= To be done =
In the records, from the line with "watermark: CSDN @mez_Blog" to the line with "code-line: </template> <box>170", please rename "code-line" to "source-line". Return only those lines, with nothing else changed.

= Material to process =

— Start —

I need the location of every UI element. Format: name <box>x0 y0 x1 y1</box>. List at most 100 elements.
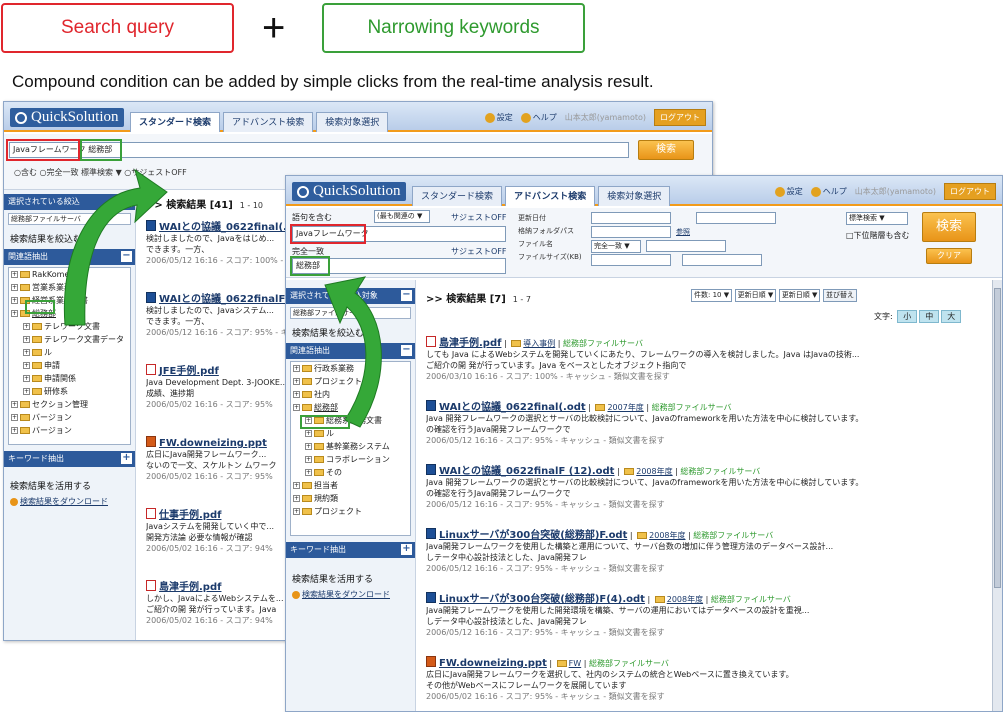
file-icon <box>426 400 436 411</box>
result-title-link[interactable]: 島津手例.pdf <box>159 582 221 593</box>
filename-input[interactable] <box>646 240 726 252</box>
result-title-link[interactable]: 仕事手例.pdf <box>159 510 221 521</box>
result-item: FW.downeizing.ppt | FW | 総務部ファイルサーバ 広日にJa… <box>426 656 986 702</box>
search-button[interactable]: 検索 <box>638 140 694 160</box>
expand-icon[interactable]: + <box>293 404 300 411</box>
expand-icon[interactable]: + <box>23 323 30 330</box>
tree-node[interactable]: + セクション管理 <box>9 398 130 411</box>
font-medium-button[interactable]: 中 <box>919 310 940 323</box>
expand-icon[interactable]: + <box>293 508 300 515</box>
tree-node[interactable]: + プロジェクト <box>291 505 410 518</box>
tree-node[interactable]: + 申請関係 <box>9 372 130 385</box>
expand-icon[interactable]: + <box>305 443 312 450</box>
suggest-off-link-2[interactable]: サジェストOFF <box>451 246 507 257</box>
expand-icon[interactable]: + <box>401 544 412 555</box>
sort-select-1[interactable]: 更新日順 ▼ <box>734 289 777 302</box>
expand-icon[interactable]: + <box>11 271 18 278</box>
date-to-input[interactable] <box>696 212 776 224</box>
settings-link[interactable]: 設定 <box>774 186 803 197</box>
expand-icon[interactable]: + <box>293 378 300 385</box>
tree-node[interactable]: + バージョン <box>9 424 130 437</box>
logout-button[interactable]: ログアウト <box>944 183 996 200</box>
expand-icon[interactable]: + <box>23 388 30 395</box>
result-title-link[interactable]: 島津手例.pdf <box>439 338 501 349</box>
result-title-link[interactable]: Linuxサーバが300台突破(総務部)F(4).odt <box>439 594 645 605</box>
file-icon <box>146 436 156 447</box>
download-results-link[interactable]: 検索結果をダウンロード <box>286 589 415 600</box>
include-sub-checkbox[interactable]: □下位階層も含む <box>846 230 910 241</box>
expand-icon[interactable]: + <box>11 414 18 421</box>
date-from-input[interactable] <box>591 212 671 224</box>
expand-icon[interactable]: + <box>293 365 300 372</box>
result-title-link[interactable]: WAIとの協議_0622finalF (12).odt <box>439 466 614 477</box>
result-folder-link[interactable]: 2008年度 <box>636 467 672 476</box>
expand-icon[interactable]: + <box>23 375 30 382</box>
tree-node[interactable]: + 基幹業務システム <box>291 440 410 453</box>
tree-node[interactable]: + ル <box>9 346 130 359</box>
tree-node[interactable]: + その <box>291 466 410 479</box>
filesize-max-input[interactable] <box>682 254 762 266</box>
suggest-off-link[interactable]: サジェストOFF <box>451 212 507 223</box>
display-count-select[interactable]: 件数: 10 ▼ <box>691 289 733 302</box>
result-folder-link[interactable]: 導入事例 <box>523 339 555 348</box>
filename-match-select[interactable]: 完全一致 ▼ <box>591 240 641 253</box>
font-small-button[interactable]: 小 <box>897 310 918 323</box>
tab-target[interactable]: 検索対象選択 <box>316 112 389 132</box>
folder-input[interactable] <box>591 226 671 238</box>
expand-icon[interactable]: + <box>11 297 18 304</box>
tree-node[interactable]: + 規約類 <box>291 492 410 505</box>
result-folder-link[interactable]: 2008年度 <box>667 595 703 604</box>
expand-icon[interactable]: + <box>293 495 300 502</box>
result-title-link[interactable]: Linuxサーバが300台突破(総務部)F.odt <box>439 530 627 541</box>
result-snippet: 広日にJava開発フレームワークを選択して、社内のシステムの統合とWebベースに… <box>426 670 794 679</box>
expand-icon[interactable]: + <box>305 430 312 437</box>
expand-icon[interactable]: + <box>11 310 18 317</box>
expand-icon[interactable]: + <box>23 336 30 343</box>
expand-icon[interactable]: + <box>305 456 312 463</box>
tab-target[interactable]: 検索対象選択 <box>598 186 671 206</box>
tree-node[interactable]: + コラボレーション <box>291 453 410 466</box>
result-title-link[interactable]: WAIとの協議_0622final(.odt <box>439 402 586 413</box>
result-title-link[interactable]: FW.downeizing.ppt <box>439 658 547 669</box>
search-mode-select[interactable]: 標準検索 ▼ <box>846 212 908 225</box>
result-title-link[interactable]: FW.downeizing.ppt <box>159 438 267 449</box>
expand-icon[interactable]: + <box>23 349 30 356</box>
tree-node[interactable]: + テレワーク文書データ <box>9 333 130 346</box>
logout-button[interactable]: ログアウト <box>654 109 706 126</box>
scrollbar[interactable] <box>992 280 1002 711</box>
tab-standard[interactable]: スタンダード検索 <box>412 186 503 206</box>
tree-node[interactable]: + バージョン <box>9 411 130 424</box>
filesize-min-input[interactable] <box>591 254 671 266</box>
reorder-button[interactable]: 並び替え <box>822 289 857 302</box>
expand-icon[interactable]: + <box>293 482 300 489</box>
settings-link[interactable]: 設定 <box>484 112 513 123</box>
expand-icon[interactable]: + <box>23 362 30 369</box>
narrow-keyword-source-highlight <box>25 300 55 314</box>
download-results-link[interactable]: 検索結果をダウンロード <box>4 496 135 507</box>
tree-node[interactable]: + 担当者 <box>291 479 410 492</box>
expand-icon[interactable]: + <box>121 453 132 464</box>
help-link[interactable]: ヘルプ <box>520 112 557 123</box>
tree-node[interactable]: + 申請 <box>9 359 130 372</box>
sort-select-2[interactable]: 更新日順 ▼ <box>778 289 821 302</box>
expand-icon[interactable]: + <box>11 427 18 434</box>
use-results-title: 検索結果を活用する <box>10 482 92 492</box>
tree-node[interactable]: + 研修系 <box>9 385 130 398</box>
mode-select[interactable]: (最も関連の ▼ <box>374 210 430 223</box>
result-title-link[interactable]: JFE手例.pdf <box>159 366 219 377</box>
expand-icon[interactable]: + <box>293 391 300 398</box>
search-button[interactable]: 検索 <box>922 212 976 242</box>
folder-browse-link[interactable]: 参照 <box>676 227 690 237</box>
clear-button[interactable]: クリア <box>926 248 972 264</box>
result-folder-link[interactable]: 2008年度 <box>649 531 685 540</box>
expand-icon[interactable]: + <box>11 401 18 408</box>
expand-icon[interactable]: + <box>11 284 18 291</box>
font-large-button[interactable]: 大 <box>941 310 962 323</box>
tab-standard[interactable]: スタンダード検索 <box>130 112 221 132</box>
tab-advanced[interactable]: アドバンスト検索 <box>223 112 314 132</box>
result-folder-link[interactable]: FW <box>569 659 582 668</box>
expand-icon[interactable]: + <box>305 469 312 476</box>
help-link[interactable]: ヘルプ <box>810 186 847 197</box>
result-folder-link[interactable]: 2007年度 <box>607 403 643 412</box>
tab-advanced[interactable]: アドバンスト検索 <box>505 186 596 206</box>
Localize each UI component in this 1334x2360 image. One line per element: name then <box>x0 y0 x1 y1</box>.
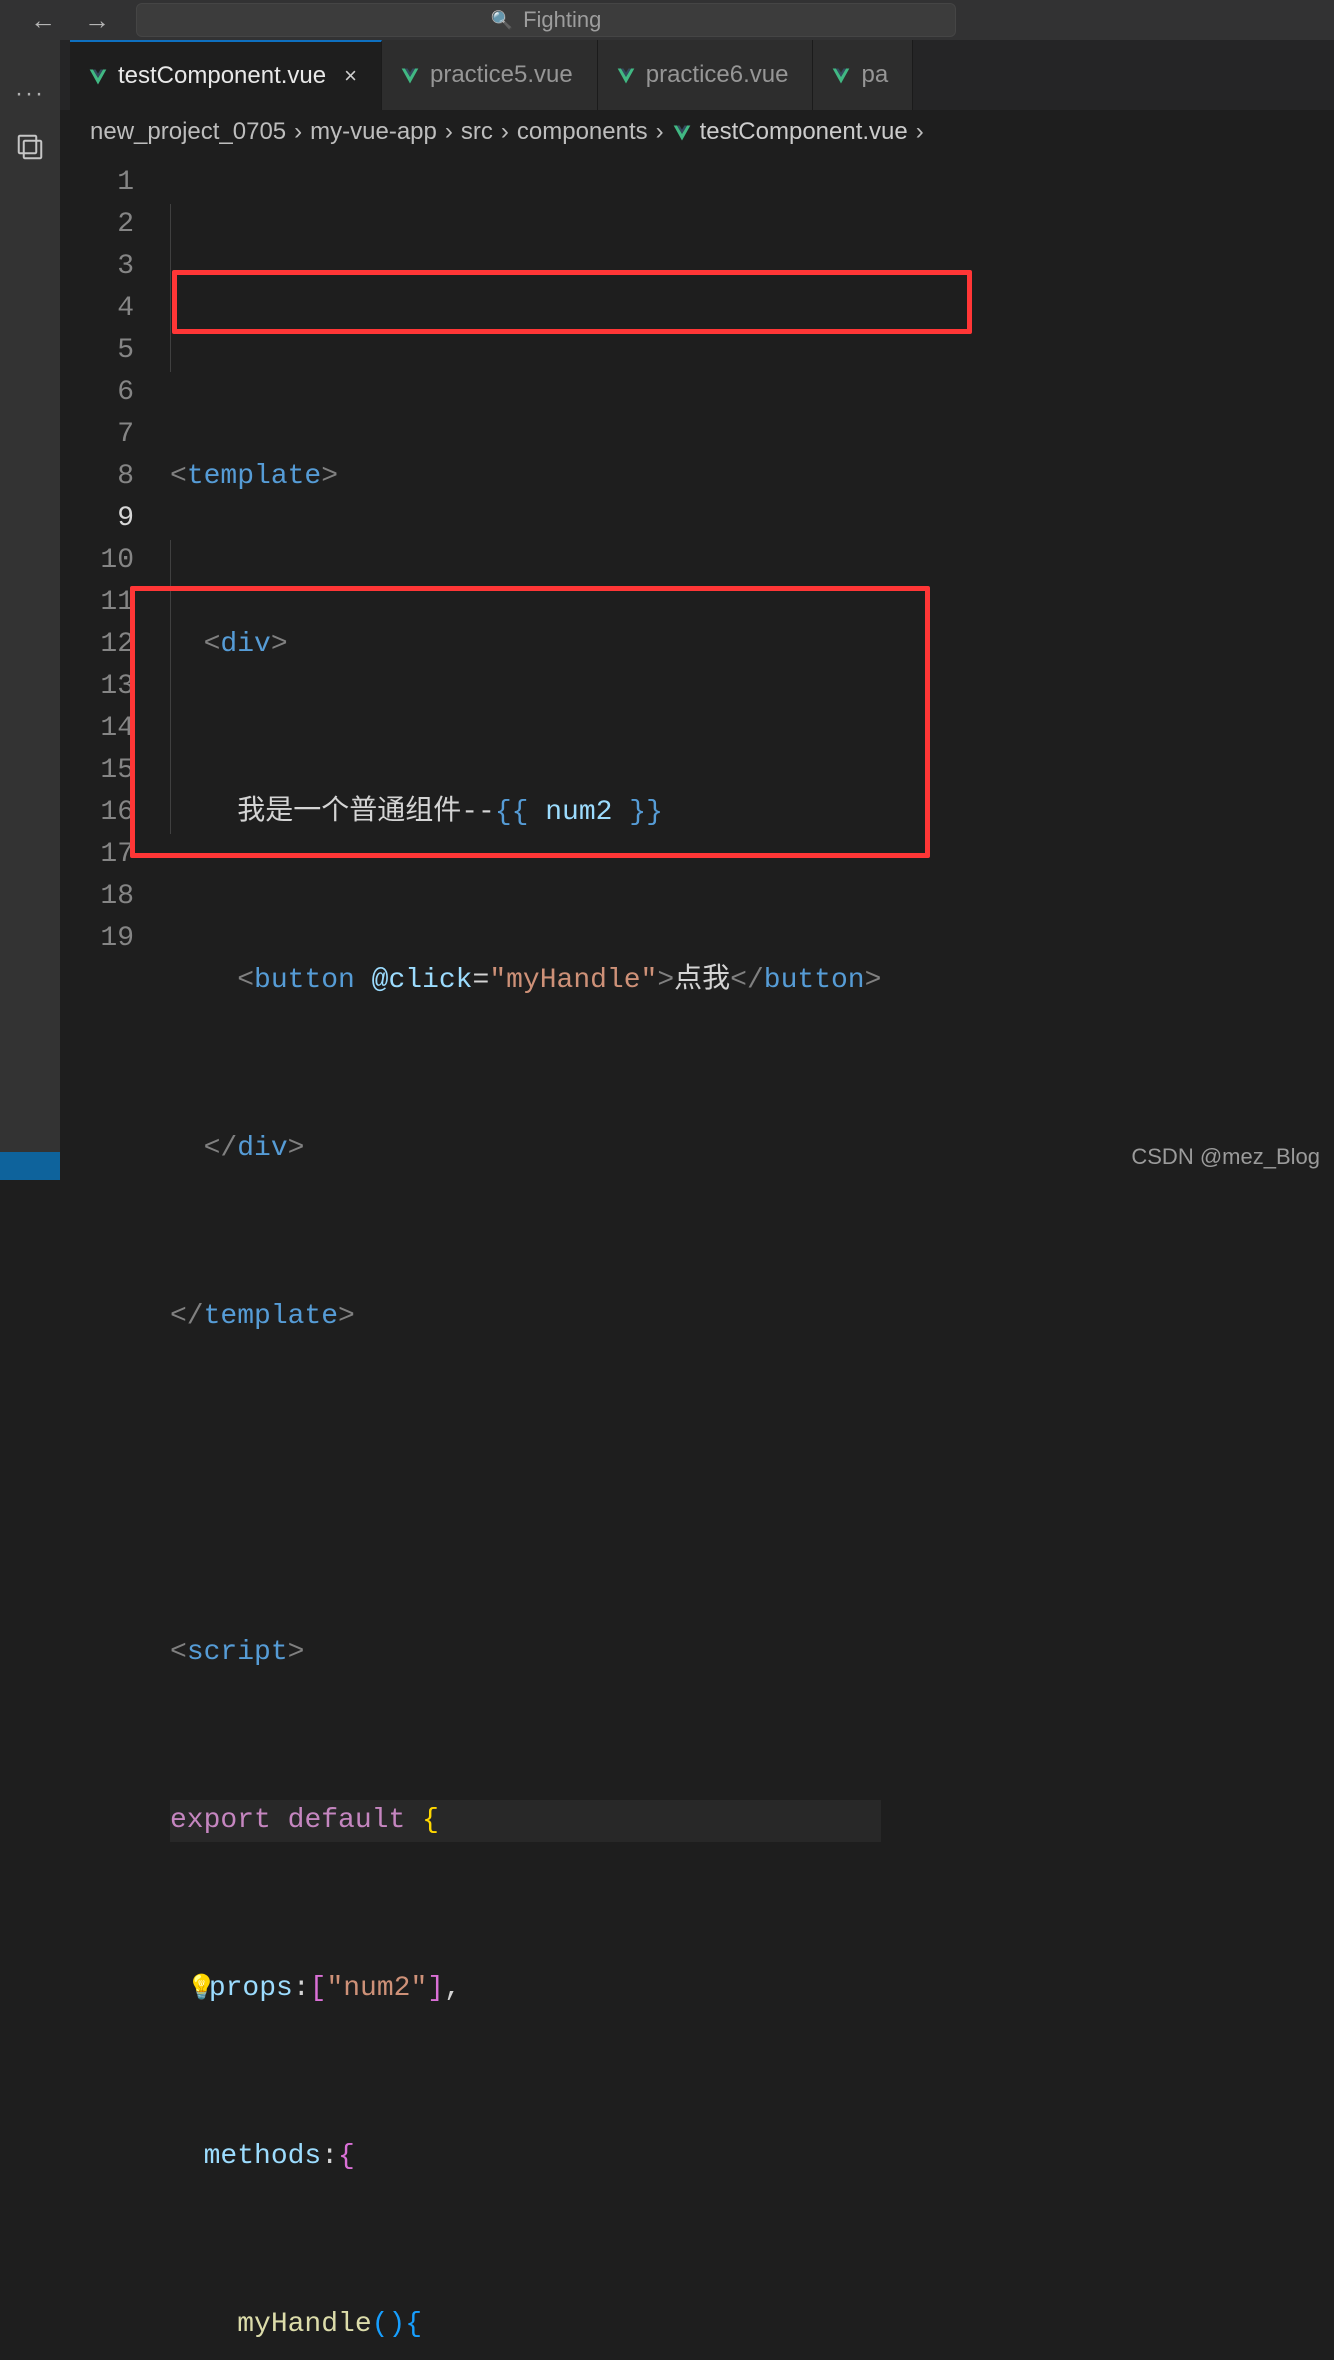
watermark: CSDN @mez_Blog <box>1131 1144 1320 1170</box>
search-box[interactable]: 🔍 Fighting <box>136 3 956 37</box>
code-line: </div> <box>170 1128 881 1170</box>
tab-label: testComponent.vue <box>118 62 326 90</box>
overflow-menu-icon[interactable]: ··· <box>0 80 60 108</box>
search-icon: 🔍 <box>491 10 513 31</box>
activity-indicator <box>0 1152 60 1180</box>
code-line: methods:{ <box>170 2136 881 2178</box>
chevron-right-icon: › <box>656 118 664 146</box>
command-bar: ← → 🔍 Fighting <box>0 0 1334 40</box>
search-placeholder: Fighting <box>523 7 601 33</box>
tab-overflow[interactable]: pa <box>813 40 913 110</box>
code-line: 💡props:["num2"], <box>170 1968 881 2010</box>
indent-guide <box>170 204 171 372</box>
crumb[interactable]: components <box>517 118 648 146</box>
code-line: export default { <box>170 1800 881 1842</box>
code-line: <script> <box>170 1632 881 1674</box>
crumb[interactable]: src <box>461 118 493 146</box>
vue-icon <box>88 66 108 86</box>
vue-icon <box>400 65 420 85</box>
tab-label: pa <box>861 61 888 89</box>
crumb-file[interactable]: testComponent.vue <box>700 118 908 146</box>
code-content[interactable]: <template> <div> 我是一个普通组件--{{ num2 }} <b… <box>152 162 881 2360</box>
code-line: myHandle(){ <box>170 2304 881 2346</box>
code-line: <div> <box>170 624 881 666</box>
indent-guide <box>170 540 171 834</box>
back-arrow-icon[interactable]: ← <box>30 5 56 36</box>
vue-icon <box>831 65 851 85</box>
tab-practice5[interactable]: practice5.vue <box>382 40 598 110</box>
activity-bar: ··· <box>0 40 60 1180</box>
tab-label: practice5.vue <box>430 61 573 89</box>
forward-arrow-icon[interactable]: → <box>84 5 110 36</box>
code-line: 我是一个普通组件--{{ num2 }} <box>170 792 881 834</box>
tab-label: practice6.vue <box>646 61 789 89</box>
code-line: </template> <box>170 1296 881 1338</box>
line-number-gutter: 1 2 3 4 5 6 7 8 9 10 11 12 13 14 15 16 1… <box>60 162 152 2360</box>
code-line <box>170 1464 881 1506</box>
tab-practice6[interactable]: practice6.vue <box>598 40 814 110</box>
code-line: <template> <box>170 456 881 498</box>
chevron-right-icon: › <box>445 118 453 146</box>
crumb[interactable]: new_project_0705 <box>90 118 286 146</box>
vue-icon <box>672 122 692 142</box>
close-icon[interactable]: × <box>344 63 357 89</box>
tab-bar: testComponent.vue × practice5.vue practi… <box>60 40 1334 110</box>
breadcrumb[interactable]: new_project_0705 › my-vue-app › src › co… <box>60 110 1334 154</box>
annotation-box <box>172 270 972 334</box>
chevron-right-icon: › <box>501 118 509 146</box>
lightbulb-icon[interactable]: 💡 <box>187 1969 209 2011</box>
chevron-right-icon: › <box>916 118 924 146</box>
code-editor[interactable]: 1 2 3 4 5 6 7 8 9 10 11 12 13 14 15 16 1… <box>60 154 1334 2360</box>
crumb[interactable]: my-vue-app <box>310 118 437 146</box>
code-line: <button @click="myHandle">点我</button> <box>170 960 881 1002</box>
chevron-right-icon: › <box>294 118 302 146</box>
vue-icon <box>616 65 636 85</box>
editors-icon[interactable] <box>0 132 60 167</box>
nav-arrows: ← → <box>30 5 110 36</box>
tab-testcomponent[interactable]: testComponent.vue × <box>70 40 382 110</box>
main-area: testComponent.vue × practice5.vue practi… <box>60 40 1334 1180</box>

— End —

= Written solution =
watermark: CSDN @mez_Blog <box>1131 1144 1320 1170</box>
search-box[interactable]: 🔍 Fighting <box>136 3 956 37</box>
source-line: </div> <box>170 1128 881 1170</box>
tab-label: testComponent.vue <box>118 62 326 90</box>
overflow-menu-icon[interactable]: ··· <box>0 80 60 108</box>
search-icon: 🔍 <box>491 10 513 31</box>
activity-indicator <box>0 1152 60 1180</box>
source-line: methods:{ <box>170 2136 881 2178</box>
chevron-right-icon: › <box>656 118 664 146</box>
command-bar: ← → 🔍 Fighting <box>0 0 1334 40</box>
search-placeholder: Fighting <box>523 7 601 33</box>
tab-overflow[interactable]: pa <box>813 40 913 110</box>
source-line: 💡props:["num2"], <box>170 1968 881 2010</box>
indent-guide <box>170 204 171 372</box>
crumb[interactable]: components <box>517 118 648 146</box>
source-line: export default { <box>170 1800 881 1842</box>
source-line: <script> <box>170 1632 881 1674</box>
crumb[interactable]: src <box>461 118 493 146</box>
vue-icon <box>88 66 108 86</box>
vue-icon <box>400 65 420 85</box>
tab-label: pa <box>861 61 888 89</box>
crumb-file[interactable]: testComponent.vue <box>700 118 908 146</box>
code-content[interactable]: <template> <div> 我是一个普通组件--{{ num2 }} <b… <box>152 162 881 2360</box>
source-line: myHandle(){ <box>170 2304 881 2346</box>
source-line: <div> <box>170 624 881 666</box>
indent-guide <box>170 540 171 834</box>
back-arrow-icon[interactable]: ← <box>30 5 56 36</box>
vue-icon <box>831 65 851 85</box>
tab-practice5[interactable]: practice5.vue <box>382 40 598 110</box>
activity-bar: ··· <box>0 40 60 1180</box>
tab-label: practice5.vue <box>430 61 573 89</box>
forward-arrow-icon[interactable]: → <box>84 5 110 36</box>
source-line: 我是一个普通组件--{{ num2 }} <box>170 792 881 834</box>
tab-label: practice6.vue <box>646 61 789 89</box>
source-line: </template> <box>170 1296 881 1338</box>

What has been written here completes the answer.